[Dataset items]
____

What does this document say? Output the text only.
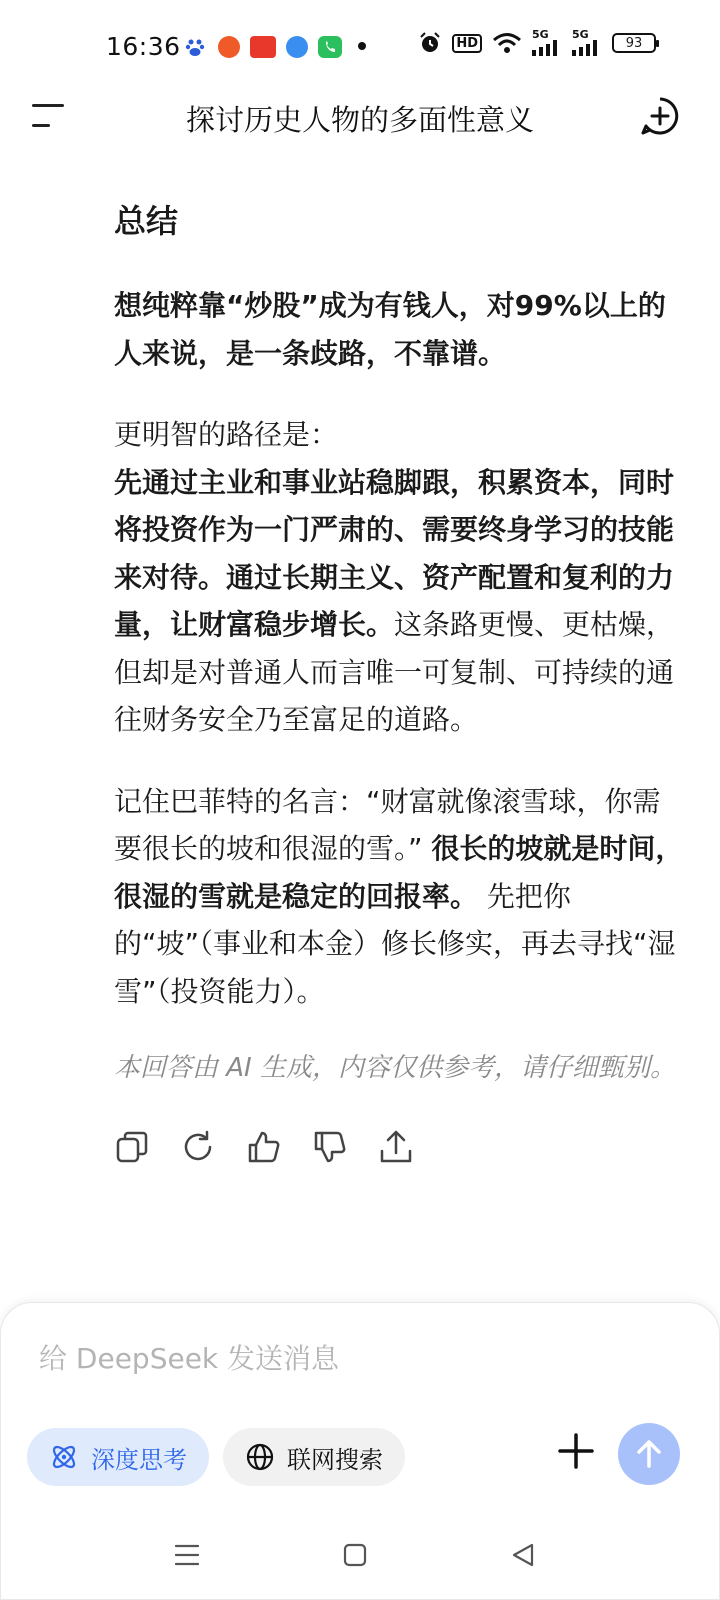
16:36	HD
5G 5G
93
探讨历史人物的多面性意义
总结

想纯粹靠“炒股”成为有钱人，对99%以上的人来说，是一条歧路，不靠谱。

更明智的路径是：
先通过主业和事业站稳脚跟，积累资本，同时将投资作为一门严肃的、需要终身学习的技能来对待。通过长期主义、资产配置和复利的力量，让财富稳步增长。这条路更慢、更枯燥，但却是对普通人而言唯一可复制、可持续的通往财务安全乃至富足的道路。

记住巴菲特的名言：“财富就像滚雪球，你需要很长的坡和很湿的雪。” 很长的坡就是时间，很湿的雪就是稳定的回报率。 先把你的“坡”（事业和本金）修长修实，再去寻找“湿雪”（投资能力）。

本回答由 AI 生成，内容仅供参考，请仔细甄别。
给 DeepSeek 发送消息
深度思考	联网搜索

____

» Instructions for the task
Leave out the pictures and print every line of the data exactly.

» Output for this exercise
What does this document say? Output the text only.
16:36	HD
5G 5G
93
探讨历史人物的多面性意义
总结

想纯粹靠“炒股”成为有钱人，对99%以上的人来说，是一条歧路，不靠谱。

更明智的路径是：
先通过主业和事业站稳脚跟，积累资本，同时将投资作为一门严肃的、需要终身学习的技能来对待。通过长期主义、资产配置和复利的力量，让财富稳步增长。这条路更慢、更枯燥，但却是对普通人而言唯一可复制、可持续的通往财务安全乃至富足的道路。

记住巴菲特的名言：“财富就像滚雪球，你需要很长的坡和很湿的雪。” 很长的坡就是时间，很湿的雪就是稳定的回报率。 先把你的“坡”（事业和本金）修长修实，再去寻找“湿雪”（投资能力）。

本回答由 AI 生成，内容仅供参考，请仔细甄别。
给 DeepSeek 发送消息
深度思考	联网搜索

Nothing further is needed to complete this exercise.